BRIEF 1 |
Decide whether each statement agrees with the forum thread below. Answer yes or no for each one, and quote the words of the thread that settle it.
(a) DarkestDespair has held back feelings for friends to avoid making things awkward.
(b) Bbgv14 says no friend was lost.
(c) The first post says the pain will not subside.
BRIEF 2 |
In the forum thread below, what two things does DarkestDespair urge in the closing sentence?
BRIEF 3 |
From the forum thread below, copy the passage from "DarkestDespair" to "yourself too harshly.".

It's hard to lose a friend. He might be distancing himself from you because he doesn't know how to deal with your advances, or he is unwilling to balance those while maintaining his current relationship. I'm sorry that you are hurting, but you will find someone and the pain will subside.
Bbgv14 · 31-35, F
hope so. I am sad I lost a friend too. thats all. I could have stopped myself being stupid!
DarkestDespair
Perhaps, although you don't have to wonder about what could have happened had you not made those choices. I've developed feelings for friends in the past, and suppressed those feelings because I didn't want to make things "awkward". Many times even today I wonder if things would have been different had I said something to them. Would I be happy? Would she have been the one? Conversely, I've actually made the choice to tell others how I felt, and while I may have lost that connection to those friends; I wasn't left second guessing my past indiscretions. That bridge might have been burnt, but I could take another path and not have to keep looking back. I know it hurts now and I'm sorry that you are suffering, but I think it is something that you can overcome in your journey forward. Take care, and don't judge yourself too harshly.

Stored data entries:
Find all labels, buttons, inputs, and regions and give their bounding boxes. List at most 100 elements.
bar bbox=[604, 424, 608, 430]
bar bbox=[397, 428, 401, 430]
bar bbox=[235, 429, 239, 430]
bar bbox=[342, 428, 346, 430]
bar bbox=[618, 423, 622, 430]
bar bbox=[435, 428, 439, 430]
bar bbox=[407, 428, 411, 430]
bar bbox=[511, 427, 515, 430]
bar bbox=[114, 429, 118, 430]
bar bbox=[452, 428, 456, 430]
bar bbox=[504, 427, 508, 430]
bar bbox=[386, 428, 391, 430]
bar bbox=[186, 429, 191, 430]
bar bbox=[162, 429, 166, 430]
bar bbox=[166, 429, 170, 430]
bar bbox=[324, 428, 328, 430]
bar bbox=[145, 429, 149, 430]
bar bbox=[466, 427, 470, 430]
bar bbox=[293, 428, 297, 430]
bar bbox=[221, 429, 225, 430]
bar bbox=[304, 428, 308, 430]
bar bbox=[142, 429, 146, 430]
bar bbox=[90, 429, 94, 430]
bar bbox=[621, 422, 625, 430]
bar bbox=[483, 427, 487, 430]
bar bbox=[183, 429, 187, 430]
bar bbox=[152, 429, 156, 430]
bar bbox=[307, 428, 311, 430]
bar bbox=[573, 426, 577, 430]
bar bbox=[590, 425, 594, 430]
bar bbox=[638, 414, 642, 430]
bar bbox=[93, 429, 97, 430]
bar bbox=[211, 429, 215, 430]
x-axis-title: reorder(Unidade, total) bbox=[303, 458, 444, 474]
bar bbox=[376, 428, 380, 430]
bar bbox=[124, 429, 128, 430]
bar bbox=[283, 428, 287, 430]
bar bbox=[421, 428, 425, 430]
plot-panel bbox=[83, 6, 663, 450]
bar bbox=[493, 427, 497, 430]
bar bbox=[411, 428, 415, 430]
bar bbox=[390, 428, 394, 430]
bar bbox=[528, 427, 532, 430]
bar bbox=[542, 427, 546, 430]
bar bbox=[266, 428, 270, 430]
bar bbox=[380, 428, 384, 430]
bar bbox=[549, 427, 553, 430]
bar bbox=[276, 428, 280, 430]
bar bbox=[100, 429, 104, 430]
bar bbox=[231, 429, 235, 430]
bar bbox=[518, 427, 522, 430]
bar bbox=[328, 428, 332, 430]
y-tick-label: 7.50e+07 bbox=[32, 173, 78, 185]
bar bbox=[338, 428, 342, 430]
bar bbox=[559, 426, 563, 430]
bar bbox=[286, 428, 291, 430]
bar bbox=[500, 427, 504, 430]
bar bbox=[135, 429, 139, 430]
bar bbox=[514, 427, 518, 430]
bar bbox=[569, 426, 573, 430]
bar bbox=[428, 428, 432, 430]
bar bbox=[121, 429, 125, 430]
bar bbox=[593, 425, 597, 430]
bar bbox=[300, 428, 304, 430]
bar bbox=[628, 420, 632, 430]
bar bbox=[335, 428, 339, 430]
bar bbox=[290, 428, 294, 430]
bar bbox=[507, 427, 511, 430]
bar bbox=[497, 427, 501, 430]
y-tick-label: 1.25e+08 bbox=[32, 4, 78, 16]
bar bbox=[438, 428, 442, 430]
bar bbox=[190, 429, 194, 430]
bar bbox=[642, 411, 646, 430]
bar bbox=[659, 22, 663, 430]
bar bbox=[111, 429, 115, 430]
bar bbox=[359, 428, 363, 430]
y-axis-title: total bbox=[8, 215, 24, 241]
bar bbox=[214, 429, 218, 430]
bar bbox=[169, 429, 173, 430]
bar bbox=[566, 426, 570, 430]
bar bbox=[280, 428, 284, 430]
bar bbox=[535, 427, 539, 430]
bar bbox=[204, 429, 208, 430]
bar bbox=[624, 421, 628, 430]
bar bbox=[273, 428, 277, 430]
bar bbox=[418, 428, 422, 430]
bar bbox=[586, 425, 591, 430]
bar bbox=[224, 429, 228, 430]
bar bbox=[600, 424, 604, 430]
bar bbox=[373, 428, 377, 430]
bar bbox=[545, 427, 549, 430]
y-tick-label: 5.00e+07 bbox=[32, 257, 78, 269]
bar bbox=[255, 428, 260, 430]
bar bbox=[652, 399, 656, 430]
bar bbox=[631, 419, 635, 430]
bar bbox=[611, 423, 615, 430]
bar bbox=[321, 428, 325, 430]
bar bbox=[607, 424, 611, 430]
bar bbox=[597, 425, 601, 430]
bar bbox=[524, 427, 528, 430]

WORKED SOLUTION 1 |
(a) Yes: "suppressed those feelings because I didn't want to make things "awkward""
(b) No: "I am sad I lost a friend too."
(c) No: "you will find someone and the pain will subside."

WORKED SOLUTION 2 |
To take care and not to judge oneself too harshly.

WORKED SOLUTION 3 |
DarkestDespair
Perhaps, although you don't have to wonder about what could have happened had you not made those choices. I've developed feelings for friends in the past, and suppressed those feelings because I didn't want to make things "awkward". Many times even today I wonder if things would have been different had I said something to them. Would I be happy? Would she have been the one? Conversely, I've actually made the choice to tell others how I felt, and while I may have lost that connection to those friends; I wasn't left second guessing my past indiscretions. That bridge might have been burnt, but I could take another path and not have to keep looking back. I know it hurts now and I'm sorry that you are suffering, but I think it is something that you can overcome in your journey forward. Take care, and don't judge yourself too harshly.